- REQUIREMENT: Copy every line from the material below that holds "name".

- Extracts from a graphics dataset:
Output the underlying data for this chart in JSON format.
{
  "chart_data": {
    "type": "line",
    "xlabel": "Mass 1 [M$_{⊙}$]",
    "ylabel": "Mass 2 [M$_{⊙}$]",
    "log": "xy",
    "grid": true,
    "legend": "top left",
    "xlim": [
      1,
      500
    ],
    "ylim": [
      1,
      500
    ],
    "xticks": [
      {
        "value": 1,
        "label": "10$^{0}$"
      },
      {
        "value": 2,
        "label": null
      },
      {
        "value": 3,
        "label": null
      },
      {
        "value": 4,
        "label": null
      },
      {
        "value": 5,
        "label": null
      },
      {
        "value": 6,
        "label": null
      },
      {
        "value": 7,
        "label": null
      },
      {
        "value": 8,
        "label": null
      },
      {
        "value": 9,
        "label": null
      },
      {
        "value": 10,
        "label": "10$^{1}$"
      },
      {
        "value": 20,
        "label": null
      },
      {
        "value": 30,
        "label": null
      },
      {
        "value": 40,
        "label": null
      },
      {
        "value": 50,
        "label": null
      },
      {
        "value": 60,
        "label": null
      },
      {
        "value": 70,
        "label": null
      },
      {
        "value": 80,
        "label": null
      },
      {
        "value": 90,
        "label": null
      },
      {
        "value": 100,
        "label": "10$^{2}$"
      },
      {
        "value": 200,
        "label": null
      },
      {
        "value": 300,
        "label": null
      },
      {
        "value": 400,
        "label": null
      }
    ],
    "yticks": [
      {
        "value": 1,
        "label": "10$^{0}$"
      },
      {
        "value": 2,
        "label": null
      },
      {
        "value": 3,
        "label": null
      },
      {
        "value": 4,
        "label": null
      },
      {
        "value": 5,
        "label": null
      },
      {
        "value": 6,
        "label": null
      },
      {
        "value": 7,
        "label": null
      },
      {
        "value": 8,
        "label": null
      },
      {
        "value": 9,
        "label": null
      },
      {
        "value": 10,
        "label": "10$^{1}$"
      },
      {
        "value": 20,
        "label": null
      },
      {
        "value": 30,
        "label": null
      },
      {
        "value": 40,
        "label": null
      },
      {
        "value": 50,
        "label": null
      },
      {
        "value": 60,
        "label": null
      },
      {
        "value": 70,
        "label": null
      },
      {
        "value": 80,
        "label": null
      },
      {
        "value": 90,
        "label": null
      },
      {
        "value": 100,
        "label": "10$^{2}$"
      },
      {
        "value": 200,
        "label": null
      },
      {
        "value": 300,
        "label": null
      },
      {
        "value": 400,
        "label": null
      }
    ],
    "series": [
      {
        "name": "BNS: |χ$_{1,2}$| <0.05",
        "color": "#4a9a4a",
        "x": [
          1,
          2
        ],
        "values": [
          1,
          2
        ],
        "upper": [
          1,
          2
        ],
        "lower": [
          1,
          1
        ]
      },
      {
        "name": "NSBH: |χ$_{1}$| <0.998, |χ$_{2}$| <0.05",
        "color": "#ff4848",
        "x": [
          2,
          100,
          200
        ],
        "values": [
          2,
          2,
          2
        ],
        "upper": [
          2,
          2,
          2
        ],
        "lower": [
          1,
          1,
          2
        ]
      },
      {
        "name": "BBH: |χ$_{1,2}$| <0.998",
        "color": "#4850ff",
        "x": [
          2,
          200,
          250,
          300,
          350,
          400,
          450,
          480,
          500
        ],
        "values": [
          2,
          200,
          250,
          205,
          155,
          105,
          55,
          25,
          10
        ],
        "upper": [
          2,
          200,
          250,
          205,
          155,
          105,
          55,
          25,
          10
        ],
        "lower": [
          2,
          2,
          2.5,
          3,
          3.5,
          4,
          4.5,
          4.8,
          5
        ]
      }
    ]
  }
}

- THE OUTPUT:
        "name": "BNS: |χ$_{1,2}$| <0.05",
        "name": "NSBH: |χ$_{1}$| <0.998, |χ$_{2}$| <0.05",
        "name": "BBH: |χ$_{1,2}$| <0.998",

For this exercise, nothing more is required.